(Extracted data entries)

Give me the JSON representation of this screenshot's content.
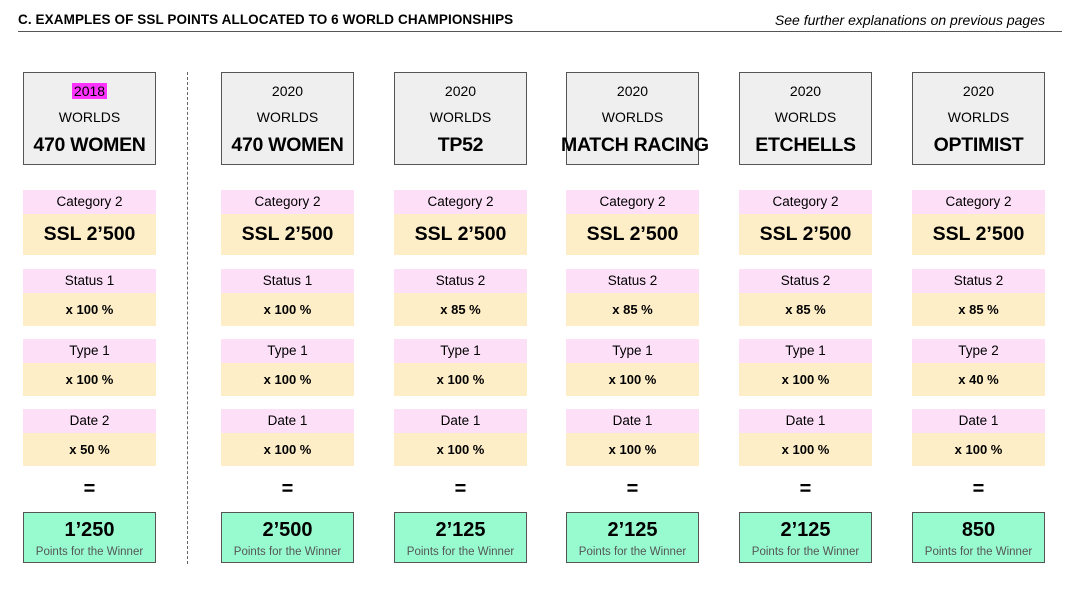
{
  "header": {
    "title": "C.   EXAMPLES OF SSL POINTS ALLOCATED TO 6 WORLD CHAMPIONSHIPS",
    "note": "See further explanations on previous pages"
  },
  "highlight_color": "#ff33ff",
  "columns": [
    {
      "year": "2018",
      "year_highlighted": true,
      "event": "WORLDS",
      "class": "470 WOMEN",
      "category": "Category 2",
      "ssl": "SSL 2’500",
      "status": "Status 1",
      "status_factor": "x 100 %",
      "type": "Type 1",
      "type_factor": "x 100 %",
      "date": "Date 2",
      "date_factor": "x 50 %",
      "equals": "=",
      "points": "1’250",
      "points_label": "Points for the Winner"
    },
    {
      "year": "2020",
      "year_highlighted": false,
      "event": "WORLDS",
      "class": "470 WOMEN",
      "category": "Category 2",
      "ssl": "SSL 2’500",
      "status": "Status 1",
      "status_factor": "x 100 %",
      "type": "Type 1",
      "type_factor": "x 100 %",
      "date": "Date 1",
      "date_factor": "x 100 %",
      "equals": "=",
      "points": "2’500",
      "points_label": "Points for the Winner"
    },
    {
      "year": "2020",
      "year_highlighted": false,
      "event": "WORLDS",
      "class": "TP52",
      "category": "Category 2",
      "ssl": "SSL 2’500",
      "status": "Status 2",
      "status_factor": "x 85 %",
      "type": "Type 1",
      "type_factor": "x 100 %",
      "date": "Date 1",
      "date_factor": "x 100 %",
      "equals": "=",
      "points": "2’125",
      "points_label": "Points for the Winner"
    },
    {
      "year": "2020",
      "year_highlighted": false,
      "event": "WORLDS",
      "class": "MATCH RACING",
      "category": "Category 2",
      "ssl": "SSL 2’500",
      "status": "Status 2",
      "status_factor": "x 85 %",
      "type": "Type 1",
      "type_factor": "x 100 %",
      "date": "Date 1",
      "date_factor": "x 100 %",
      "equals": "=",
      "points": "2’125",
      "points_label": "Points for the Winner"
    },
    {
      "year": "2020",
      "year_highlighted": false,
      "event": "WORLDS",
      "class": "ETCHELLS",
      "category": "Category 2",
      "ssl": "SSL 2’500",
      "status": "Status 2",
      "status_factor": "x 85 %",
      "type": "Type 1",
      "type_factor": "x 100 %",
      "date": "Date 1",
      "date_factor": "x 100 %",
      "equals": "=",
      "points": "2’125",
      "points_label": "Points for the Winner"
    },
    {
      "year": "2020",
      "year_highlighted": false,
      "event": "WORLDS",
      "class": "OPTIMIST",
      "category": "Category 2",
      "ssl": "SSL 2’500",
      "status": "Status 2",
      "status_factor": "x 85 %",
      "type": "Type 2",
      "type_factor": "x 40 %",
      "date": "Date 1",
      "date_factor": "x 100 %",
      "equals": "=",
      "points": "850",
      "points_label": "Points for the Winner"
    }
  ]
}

§ YOUR GOAL
Reproduce each entry precisely, dropping only the pictures.

§ TASK RESULT
Give me the JSON representation of this screenshot's content.
{
  "header": {
    "title": "C.   EXAMPLES OF SSL POINTS ALLOCATED TO 6 WORLD CHAMPIONSHIPS",
    "note": "See further explanations on previous pages"
  },
  "highlight_color": "#ff33ff",
  "columns": [
    {
      "year": "2018",
      "year_highlighted": true,
      "event": "WORLDS",
      "class": "470 WOMEN",
      "category": "Category 2",
      "ssl": "SSL 2’500",
      "status": "Status 1",
      "status_factor": "x 100 %",
      "type": "Type 1",
      "type_factor": "x 100 %",
      "date": "Date 2",
      "date_factor": "x 50 %",
      "equals": "=",
      "points": "1’250",
      "points_label": "Points for the Winner"
    },
    {
      "year": "2020",
      "year_highlighted": false,
      "event": "WORLDS",
      "class": "470 WOMEN",
      "category": "Category 2",
      "ssl": "SSL 2’500",
      "status": "Status 1",
      "status_factor": "x 100 %",
      "type": "Type 1",
      "type_factor": "x 100 %",
      "date": "Date 1",
      "date_factor": "x 100 %",
      "equals": "=",
      "points": "2’500",
      "points_label": "Points for the Winner"
    },
    {
      "year": "2020",
      "year_highlighted": false,
      "event": "WORLDS",
      "class": "TP52",
      "category": "Category 2",
      "ssl": "SSL 2’500",
      "status": "Status 2",
      "status_factor": "x 85 %",
      "type": "Type 1",
      "type_factor": "x 100 %",
      "date": "Date 1",
      "date_factor": "x 100 %",
      "equals": "=",
      "points": "2’125",
      "points_label": "Points for the Winner"
    },
    {
      "year": "2020",
      "year_highlighted": false,
      "event": "WORLDS",
      "class": "MATCH RACING",
      "category": "Category 2",
      "ssl": "SSL 2’500",
      "status": "Status 2",
      "status_factor": "x 85 %",
      "type": "Type 1",
      "type_factor": "x 100 %",
      "date": "Date 1",
      "date_factor": "x 100 %",
      "equals": "=",
      "points": "2’125",
      "points_label": "Points for the Winner"
    },
    {
      "year": "2020",
      "year_highlighted": false,
      "event": "WORLDS",
      "class": "ETCHELLS",
      "category": "Category 2",
      "ssl": "SSL 2’500",
      "status": "Status 2",
      "status_factor": "x 85 %",
      "type": "Type 1",
      "type_factor": "x 100 %",
      "date": "Date 1",
      "date_factor": "x 100 %",
      "equals": "=",
      "points": "2’125",
      "points_label": "Points for the Winner"
    },
    {
      "year": "2020",
      "year_highlighted": false,
      "event": "WORLDS",
      "class": "OPTIMIST",
      "category": "Category 2",
      "ssl": "SSL 2’500",
      "status": "Status 2",
      "status_factor": "x 85 %",
      "type": "Type 2",
      "type_factor": "x 40 %",
      "date": "Date 1",
      "date_factor": "x 100 %",
      "equals": "=",
      "points": "850",
      "points_label": "Points for the Winner"
    }
  ]
}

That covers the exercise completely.